What you need to do: Reproduce the listing below exactly, minus its pictures.

Entries shown:
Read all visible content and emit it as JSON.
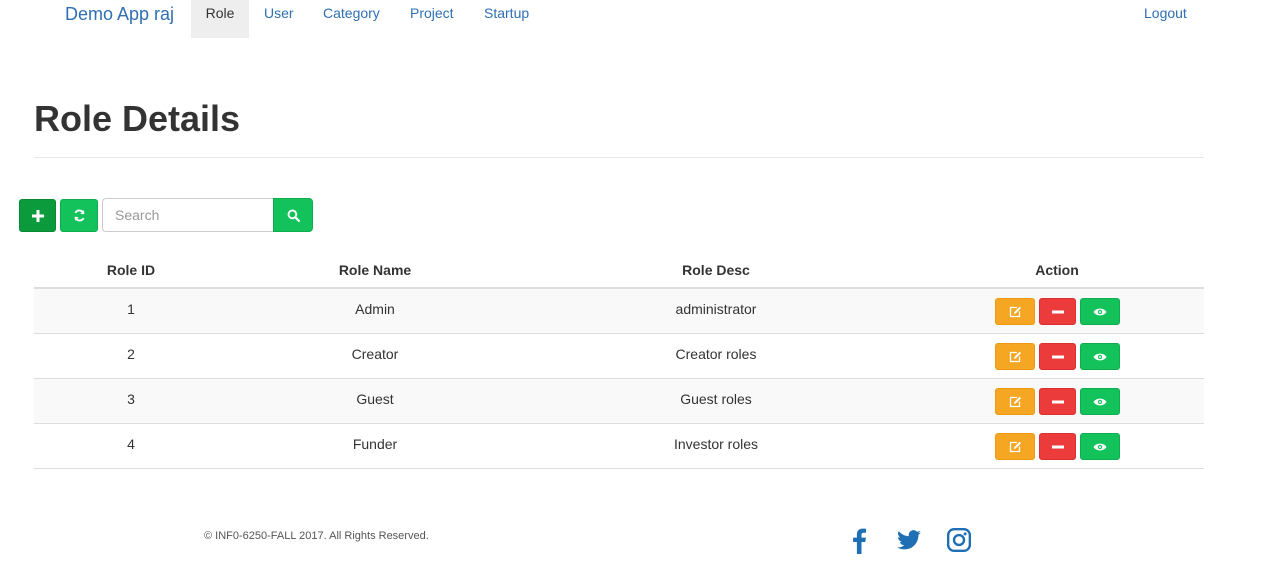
{
  "navbar": {
    "brand": "Demo App raj",
    "items": [
      {
        "label": "Role",
        "active": true
      },
      {
        "label": "User",
        "active": false
      },
      {
        "label": "Category",
        "active": false
      },
      {
        "label": "Project",
        "active": false
      },
      {
        "label": "Startup",
        "active": false
      }
    ],
    "logout": "Logout"
  },
  "page": {
    "title": "Role Details"
  },
  "toolbar": {
    "add_icon": "plus-icon",
    "refresh_icon": "refresh-icon",
    "search_placeholder": "Search",
    "search_icon": "search-icon"
  },
  "table": {
    "headers": [
      "Role ID",
      "Role Name",
      "Role Desc",
      "Action"
    ],
    "rows": [
      {
        "id": "1",
        "name": "Admin",
        "desc": "administrator"
      },
      {
        "id": "2",
        "name": "Creator",
        "desc": "Creator roles"
      },
      {
        "id": "3",
        "name": "Guest",
        "desc": "Guest roles"
      },
      {
        "id": "4",
        "name": "Funder",
        "desc": "Investor roles"
      }
    ],
    "action_icons": [
      "edit-icon",
      "minus-icon",
      "eye-icon"
    ]
  },
  "footer": {
    "copyright": "© INF0-6250-FALL 2017. All Rights Reserved.",
    "social_icons": [
      "facebook-icon",
      "twitter-icon",
      "instagram-icon"
    ]
  },
  "colors": {
    "link": "#2f6fb3",
    "success": "#13c25a",
    "success_dark": "#0b9b3c",
    "warning": "#f5a623",
    "danger": "#ec3b3b",
    "social": "#1f6fb5"
  }
}
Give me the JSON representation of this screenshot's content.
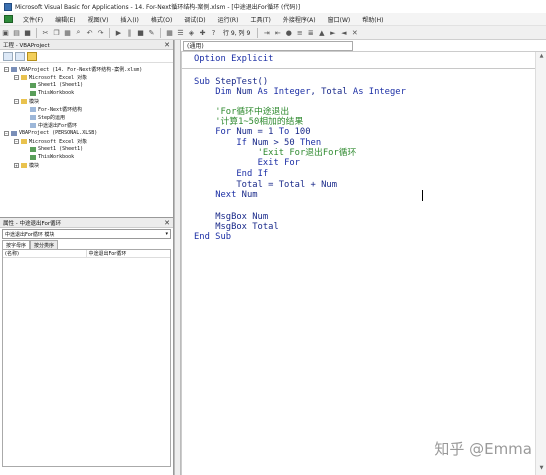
{
  "window": {
    "title": "Microsoft Visual Basic for Applications - 14. For-Next循环结构-案例.xlsm - [中途退出For循环 (代码)]"
  },
  "menu": {
    "items": [
      "文件(F)",
      "编辑(E)",
      "视图(V)",
      "插入(I)",
      "格式(O)",
      "调试(D)",
      "运行(R)",
      "工具(T)",
      "外接程序(A)",
      "窗口(W)",
      "帮助(H)"
    ]
  },
  "toolbar": {
    "cursor_position": "行 9, 列 9"
  },
  "project_panel": {
    "title": "工程 - VBAProject",
    "tree": [
      {
        "exp": "−",
        "icon": "proj",
        "label": "VBAProject (14. For-Next循环结构-案例.xlsm)"
      },
      {
        "exp": "−",
        "icon": "folder",
        "label": "Microsoft Excel 对象"
      },
      {
        "exp": "",
        "icon": "sheet",
        "label": "Sheet1 (Sheet1)"
      },
      {
        "exp": "",
        "icon": "sheet",
        "label": "ThisWorkbook"
      },
      {
        "exp": "−",
        "icon": "folder",
        "label": "模块"
      },
      {
        "exp": "",
        "icon": "mod",
        "label": "For-Next循环结构"
      },
      {
        "exp": "",
        "icon": "mod",
        "label": "Step的运用"
      },
      {
        "exp": "",
        "icon": "mod",
        "label": "中途退出For循环"
      },
      {
        "exp": "−",
        "icon": "proj",
        "label": "VBAProject (PERSONAL.XLSB)"
      },
      {
        "exp": "−",
        "icon": "folder",
        "label": "Microsoft Excel 对象"
      },
      {
        "exp": "",
        "icon": "sheet",
        "label": "Sheet1 (Sheet1)"
      },
      {
        "exp": "",
        "icon": "sheet",
        "label": "ThisWorkbook"
      },
      {
        "exp": "+",
        "icon": "folder",
        "label": "模块"
      }
    ]
  },
  "properties_panel": {
    "title": "属性 - 中途退出For循环",
    "object_combo": "中途退出For循环  模块",
    "tabs": [
      "按字母序",
      "按分类序"
    ],
    "rows": [
      {
        "key": "(名称)",
        "value": "中途退出For循环"
      }
    ]
  },
  "code_window": {
    "object_combo": "(通用)",
    "lines": [
      {
        "indent": 0,
        "parts": [
          [
            "kw",
            "Option Explicit"
          ]
        ]
      },
      {
        "indent": 0,
        "parts": [
          [
            "kw",
            "Sub "
          ],
          [
            "tx",
            "StepTest()"
          ]
        ]
      },
      {
        "indent": 2,
        "parts": [
          [
            "kw",
            "Dim "
          ],
          [
            "tx",
            "Num "
          ],
          [
            "kw",
            "As Integer"
          ],
          [
            "tx",
            ", Total "
          ],
          [
            "kw",
            "As Integer"
          ]
        ]
      },
      {
        "indent": 0,
        "parts": []
      },
      {
        "indent": 2,
        "parts": [
          [
            "cm",
            "'For循环中途退出"
          ]
        ]
      },
      {
        "indent": 2,
        "parts": [
          [
            "cm",
            "'计算1~50相加的结果"
          ]
        ]
      },
      {
        "indent": 2,
        "parts": [
          [
            "kw",
            "For "
          ],
          [
            "tx",
            "Num = 1 "
          ],
          [
            "kw",
            "To "
          ],
          [
            "tx",
            "100"
          ]
        ]
      },
      {
        "indent": 4,
        "parts": [
          [
            "kw",
            "If "
          ],
          [
            "tx",
            "Num > 50 "
          ],
          [
            "kw",
            "Then"
          ]
        ]
      },
      {
        "indent": 6,
        "parts": [
          [
            "cm",
            "'Exit For退出For循环"
          ]
        ]
      },
      {
        "indent": 6,
        "parts": [
          [
            "kw",
            "Exit For"
          ]
        ]
      },
      {
        "indent": 4,
        "parts": [
          [
            "kw",
            "End If"
          ]
        ]
      },
      {
        "indent": 4,
        "parts": [
          [
            "tx",
            "Total = Total + Num"
          ]
        ]
      },
      {
        "indent": 2,
        "parts": [
          [
            "kw",
            "Next "
          ],
          [
            "tx",
            "Num"
          ]
        ]
      },
      {
        "indent": 0,
        "parts": []
      },
      {
        "indent": 2,
        "parts": [
          [
            "tx",
            "MsgBox Num"
          ]
        ]
      },
      {
        "indent": 2,
        "parts": [
          [
            "tx",
            "MsgBox Total"
          ]
        ]
      },
      {
        "indent": 0,
        "parts": [
          [
            "kw",
            "End Sub"
          ]
        ]
      }
    ]
  },
  "watermark": "知乎 @Emma"
}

Correct answer:
Read all visible content and emit it as JSON.
{
  "navbar": {
    "brand": "Demo App raj",
    "items": [
      {
        "label": "Role",
        "active": true
      },
      {
        "label": "User",
        "active": false
      },
      {
        "label": "Category",
        "active": false
      },
      {
        "label": "Project",
        "active": false
      },
      {
        "label": "Startup",
        "active": false
      }
    ],
    "logout": "Logout"
  },
  "page": {
    "title": "Role Details"
  },
  "toolbar": {
    "add_icon": "plus-icon",
    "refresh_icon": "refresh-icon",
    "search_placeholder": "Search",
    "search_icon": "search-icon"
  },
  "table": {
    "headers": [
      "Role ID",
      "Role Name",
      "Role Desc",
      "Action"
    ],
    "rows": [
      {
        "id": "1",
        "name": "Admin",
        "desc": "administrator"
      },
      {
        "id": "2",
        "name": "Creator",
        "desc": "Creator roles"
      },
      {
        "id": "3",
        "name": "Guest",
        "desc": "Guest roles"
      },
      {
        "id": "4",
        "name": "Funder",
        "desc": "Investor roles"
      }
    ],
    "action_icons": [
      "edit-icon",
      "minus-icon",
      "eye-icon"
    ]
  },
  "footer": {
    "copyright": "© INF0-6250-FALL 2017. All Rights Reserved.",
    "social_icons": [
      "facebook-icon",
      "twitter-icon",
      "instagram-icon"
    ]
  },
  "colors": {
    "link": "#2f6fb3",
    "success": "#13c25a",
    "success_dark": "#0b9b3c",
    "warning": "#f5a623",
    "danger": "#ec3b3b",
    "social": "#1f6fb5"
  }
}
Give me the JSON representation of this screenshot's content.
{
  "window": {
    "title": "Microsoft Visual Basic for Applications - 14. For-Next循环结构-案例.xlsm - [中途退出For循环 (代码)]"
  },
  "menu": {
    "items": [
      "文件(F)",
      "编辑(E)",
      "视图(V)",
      "插入(I)",
      "格式(O)",
      "调试(D)",
      "运行(R)",
      "工具(T)",
      "外接程序(A)",
      "窗口(W)",
      "帮助(H)"
    ]
  },
  "toolbar": {
    "cursor_position": "行 9, 列 9"
  },
  "project_panel": {
    "title": "工程 - VBAProject",
    "tree": [
      {
        "exp": "−",
        "icon": "proj",
        "label": "VBAProject (14. For-Next循环结构-案例.xlsm)"
      },
      {
        "exp": "−",
        "icon": "folder",
        "label": "Microsoft Excel 对象"
      },
      {
        "exp": "",
        "icon": "sheet",
        "label": "Sheet1 (Sheet1)"
      },
      {
        "exp": "",
        "icon": "sheet",
        "label": "ThisWorkbook"
      },
      {
        "exp": "−",
        "icon": "folder",
        "label": "模块"
      },
      {
        "exp": "",
        "icon": "mod",
        "label": "For-Next循环结构"
      },
      {
        "exp": "",
        "icon": "mod",
        "label": "Step的运用"
      },
      {
        "exp": "",
        "icon": "mod",
        "label": "中途退出For循环"
      },
      {
        "exp": "−",
        "icon": "proj",
        "label": "VBAProject (PERSONAL.XLSB)"
      },
      {
        "exp": "−",
        "icon": "folder",
        "label": "Microsoft Excel 对象"
      },
      {
        "exp": "",
        "icon": "sheet",
        "label": "Sheet1 (Sheet1)"
      },
      {
        "exp": "",
        "icon": "sheet",
        "label": "ThisWorkbook"
      },
      {
        "exp": "+",
        "icon": "folder",
        "label": "模块"
      }
    ]
  },
  "properties_panel": {
    "title": "属性 - 中途退出For循环",
    "object_combo": "中途退出For循环  模块",
    "tabs": [
      "按字母序",
      "按分类序"
    ],
    "rows": [
      {
        "key": "(名称)",
        "value": "中途退出For循环"
      }
    ]
  },
  "code_window": {
    "object_combo": "(通用)",
    "lines": [
      {
        "indent": 0,
        "parts": [
          [
            "kw",
            "Option Explicit"
          ]
        ]
      },
      {
        "indent": 0,
        "parts": [
          [
            "kw",
            "Sub "
          ],
          [
            "tx",
            "StepTest()"
          ]
        ]
      },
      {
        "indent": 2,
        "parts": [
          [
            "kw",
            "Dim "
          ],
          [
            "tx",
            "Num "
          ],
          [
            "kw",
            "As Integer"
          ],
          [
            "tx",
            ", Total "
          ],
          [
            "kw",
            "As Integer"
          ]
        ]
      },
      {
        "indent": 0,
        "parts": []
      },
      {
        "indent": 2,
        "parts": [
          [
            "cm",
            "'For循环中途退出"
          ]
        ]
      },
      {
        "indent": 2,
        "parts": [
          [
            "cm",
            "'计算1~50相加的结果"
          ]
        ]
      },
      {
        "indent": 2,
        "parts": [
          [
            "kw",
            "For "
          ],
          [
            "tx",
            "Num = 1 "
          ],
          [
            "kw",
            "To "
          ],
          [
            "tx",
            "100"
          ]
        ]
      },
      {
        "indent": 4,
        "parts": [
          [
            "kw",
            "If "
          ],
          [
            "tx",
            "Num > 50 "
          ],
          [
            "kw",
            "Then"
          ]
        ]
      },
      {
        "indent": 6,
        "parts": [
          [
            "cm",
            "'Exit For退出For循环"
          ]
        ]
      },
      {
        "indent": 6,
        "parts": [
          [
            "kw",
            "Exit For"
          ]
        ]
      },
      {
        "indent": 4,
        "parts": [
          [
            "kw",
            "End If"
          ]
        ]
      },
      {
        "indent": 4,
        "parts": [
          [
            "tx",
            "Total = Total + Num"
          ]
        ]
      },
      {
        "indent": 2,
        "parts": [
          [
            "kw",
            "Next "
          ],
          [
            "tx",
            "Num"
          ]
        ]
      },
      {
        "indent": 0,
        "parts": []
      },
      {
        "indent": 2,
        "parts": [
          [
            "tx",
            "MsgBox Num"
          ]
        ]
      },
      {
        "indent": 2,
        "parts": [
          [
            "tx",
            "MsgBox Total"
          ]
        ]
      },
      {
        "indent": 0,
        "parts": [
          [
            "kw",
            "End Sub"
          ]
        ]
      }
    ]
  },
  "watermark": "知乎 @Emma"
}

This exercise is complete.